▶ **AIM**:
Check every line below for the word "text" and show those that hold it.

--- START OF DATA LINES ---

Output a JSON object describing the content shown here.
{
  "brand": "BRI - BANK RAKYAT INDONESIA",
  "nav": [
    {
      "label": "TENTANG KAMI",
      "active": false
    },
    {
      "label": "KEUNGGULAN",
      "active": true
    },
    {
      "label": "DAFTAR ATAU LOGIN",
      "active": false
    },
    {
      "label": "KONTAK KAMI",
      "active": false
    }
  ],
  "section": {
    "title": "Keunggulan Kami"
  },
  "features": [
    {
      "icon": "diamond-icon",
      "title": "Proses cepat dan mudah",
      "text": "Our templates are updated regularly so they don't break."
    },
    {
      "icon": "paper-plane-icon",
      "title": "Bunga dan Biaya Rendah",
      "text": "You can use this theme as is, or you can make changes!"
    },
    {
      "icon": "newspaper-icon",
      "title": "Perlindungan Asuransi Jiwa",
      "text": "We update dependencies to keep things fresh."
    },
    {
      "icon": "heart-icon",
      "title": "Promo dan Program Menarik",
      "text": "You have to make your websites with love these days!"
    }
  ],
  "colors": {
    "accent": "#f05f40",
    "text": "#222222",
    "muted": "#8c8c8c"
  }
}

--- END OF DATA LINES ---

▶ **TASK RESPONSE**:
      "text": "Our templates are updated regularly so they don't break."
      "text": "You can use this theme as is, or you can make changes!"
      "text": "We update dependencies to keep things fresh."
      "text": "You have to make your websites with love these days!"
    "text": "#222222",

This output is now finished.